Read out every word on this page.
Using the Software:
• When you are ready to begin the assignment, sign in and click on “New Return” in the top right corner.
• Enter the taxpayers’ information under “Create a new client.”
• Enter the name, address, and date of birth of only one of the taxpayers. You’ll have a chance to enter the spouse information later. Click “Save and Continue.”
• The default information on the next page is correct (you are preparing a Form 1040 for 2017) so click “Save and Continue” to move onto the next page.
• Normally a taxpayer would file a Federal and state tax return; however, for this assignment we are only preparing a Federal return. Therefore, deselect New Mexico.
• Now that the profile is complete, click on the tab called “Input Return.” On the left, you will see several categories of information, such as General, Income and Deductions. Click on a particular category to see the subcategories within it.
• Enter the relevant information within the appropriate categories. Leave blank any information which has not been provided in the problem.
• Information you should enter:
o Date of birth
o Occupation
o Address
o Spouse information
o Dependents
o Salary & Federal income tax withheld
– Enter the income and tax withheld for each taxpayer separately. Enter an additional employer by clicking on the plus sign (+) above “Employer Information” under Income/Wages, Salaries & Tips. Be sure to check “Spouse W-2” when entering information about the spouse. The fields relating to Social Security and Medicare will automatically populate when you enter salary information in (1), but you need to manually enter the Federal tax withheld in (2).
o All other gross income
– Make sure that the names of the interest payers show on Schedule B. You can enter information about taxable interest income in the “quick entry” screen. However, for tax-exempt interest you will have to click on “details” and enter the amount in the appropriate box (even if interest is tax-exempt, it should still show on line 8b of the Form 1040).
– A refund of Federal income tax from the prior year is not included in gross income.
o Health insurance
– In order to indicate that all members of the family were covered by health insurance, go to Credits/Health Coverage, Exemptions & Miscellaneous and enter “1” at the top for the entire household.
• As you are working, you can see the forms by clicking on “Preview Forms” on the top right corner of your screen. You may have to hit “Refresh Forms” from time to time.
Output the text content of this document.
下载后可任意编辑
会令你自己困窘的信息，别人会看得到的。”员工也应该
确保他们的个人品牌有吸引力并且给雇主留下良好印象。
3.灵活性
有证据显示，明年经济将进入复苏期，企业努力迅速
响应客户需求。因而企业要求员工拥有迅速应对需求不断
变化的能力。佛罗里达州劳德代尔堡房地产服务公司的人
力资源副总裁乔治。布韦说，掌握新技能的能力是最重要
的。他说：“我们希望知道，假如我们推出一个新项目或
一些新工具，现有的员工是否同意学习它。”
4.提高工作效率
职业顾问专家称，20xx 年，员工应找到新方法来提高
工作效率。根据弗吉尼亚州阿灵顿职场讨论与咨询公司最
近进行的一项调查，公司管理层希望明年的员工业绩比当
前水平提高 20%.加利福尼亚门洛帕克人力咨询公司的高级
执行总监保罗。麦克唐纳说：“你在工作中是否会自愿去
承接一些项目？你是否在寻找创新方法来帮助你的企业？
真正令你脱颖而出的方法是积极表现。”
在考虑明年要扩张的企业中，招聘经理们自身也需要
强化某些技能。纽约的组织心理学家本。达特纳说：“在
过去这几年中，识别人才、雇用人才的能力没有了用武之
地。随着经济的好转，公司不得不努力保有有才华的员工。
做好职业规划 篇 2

------------------------------------------------------------------------

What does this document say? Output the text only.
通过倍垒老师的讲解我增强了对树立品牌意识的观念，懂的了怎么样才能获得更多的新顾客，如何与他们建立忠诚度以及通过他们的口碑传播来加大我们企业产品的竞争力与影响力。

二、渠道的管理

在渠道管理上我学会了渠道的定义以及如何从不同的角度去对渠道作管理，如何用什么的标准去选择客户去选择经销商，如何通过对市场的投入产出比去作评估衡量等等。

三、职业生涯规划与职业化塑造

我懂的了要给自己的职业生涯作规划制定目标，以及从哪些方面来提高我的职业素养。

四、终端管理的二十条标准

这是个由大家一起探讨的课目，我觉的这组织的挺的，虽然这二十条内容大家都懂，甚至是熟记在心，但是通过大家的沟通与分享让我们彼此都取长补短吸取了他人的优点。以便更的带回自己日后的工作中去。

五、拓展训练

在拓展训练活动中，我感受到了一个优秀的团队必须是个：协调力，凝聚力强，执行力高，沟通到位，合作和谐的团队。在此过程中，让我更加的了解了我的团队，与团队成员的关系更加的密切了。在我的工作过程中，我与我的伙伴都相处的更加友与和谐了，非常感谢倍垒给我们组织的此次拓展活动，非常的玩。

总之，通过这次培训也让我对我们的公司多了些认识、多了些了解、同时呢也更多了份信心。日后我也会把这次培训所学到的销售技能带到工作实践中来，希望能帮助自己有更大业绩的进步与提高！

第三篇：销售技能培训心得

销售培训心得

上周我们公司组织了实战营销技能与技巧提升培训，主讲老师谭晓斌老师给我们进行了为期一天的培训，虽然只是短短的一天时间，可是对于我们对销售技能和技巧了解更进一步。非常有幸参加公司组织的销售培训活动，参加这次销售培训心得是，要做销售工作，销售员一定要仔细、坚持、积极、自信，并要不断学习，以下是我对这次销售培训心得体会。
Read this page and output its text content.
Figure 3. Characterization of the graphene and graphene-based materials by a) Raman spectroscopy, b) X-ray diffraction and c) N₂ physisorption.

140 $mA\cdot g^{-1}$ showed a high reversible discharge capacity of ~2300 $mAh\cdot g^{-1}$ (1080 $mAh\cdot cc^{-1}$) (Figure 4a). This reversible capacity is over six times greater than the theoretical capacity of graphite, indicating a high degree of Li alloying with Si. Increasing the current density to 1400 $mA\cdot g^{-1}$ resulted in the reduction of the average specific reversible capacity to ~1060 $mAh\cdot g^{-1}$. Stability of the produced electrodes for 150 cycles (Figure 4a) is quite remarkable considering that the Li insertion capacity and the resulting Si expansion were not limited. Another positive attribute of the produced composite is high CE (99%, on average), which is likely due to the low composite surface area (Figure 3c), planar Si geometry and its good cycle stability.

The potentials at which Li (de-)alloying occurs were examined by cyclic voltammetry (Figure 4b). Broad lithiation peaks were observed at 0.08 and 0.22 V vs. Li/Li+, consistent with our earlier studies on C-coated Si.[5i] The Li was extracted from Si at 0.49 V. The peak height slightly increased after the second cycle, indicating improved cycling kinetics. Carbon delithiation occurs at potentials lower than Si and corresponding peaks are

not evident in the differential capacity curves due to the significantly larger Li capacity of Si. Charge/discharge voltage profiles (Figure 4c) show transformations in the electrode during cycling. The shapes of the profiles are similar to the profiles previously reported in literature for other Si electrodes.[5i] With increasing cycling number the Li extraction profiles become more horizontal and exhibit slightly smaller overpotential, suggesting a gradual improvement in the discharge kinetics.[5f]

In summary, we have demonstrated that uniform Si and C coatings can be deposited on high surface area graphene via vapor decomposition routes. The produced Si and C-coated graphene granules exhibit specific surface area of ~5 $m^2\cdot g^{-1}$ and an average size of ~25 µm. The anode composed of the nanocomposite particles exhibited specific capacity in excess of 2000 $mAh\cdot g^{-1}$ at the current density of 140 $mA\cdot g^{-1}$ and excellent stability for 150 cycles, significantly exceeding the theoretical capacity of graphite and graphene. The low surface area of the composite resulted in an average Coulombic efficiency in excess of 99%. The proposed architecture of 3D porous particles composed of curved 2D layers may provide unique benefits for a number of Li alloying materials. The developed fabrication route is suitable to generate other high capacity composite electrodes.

------------------------------------------------------------------------

*Stated problem*
Going through the entries above, tally each line that has the word "under". Answer with the number only.

*Task response*
2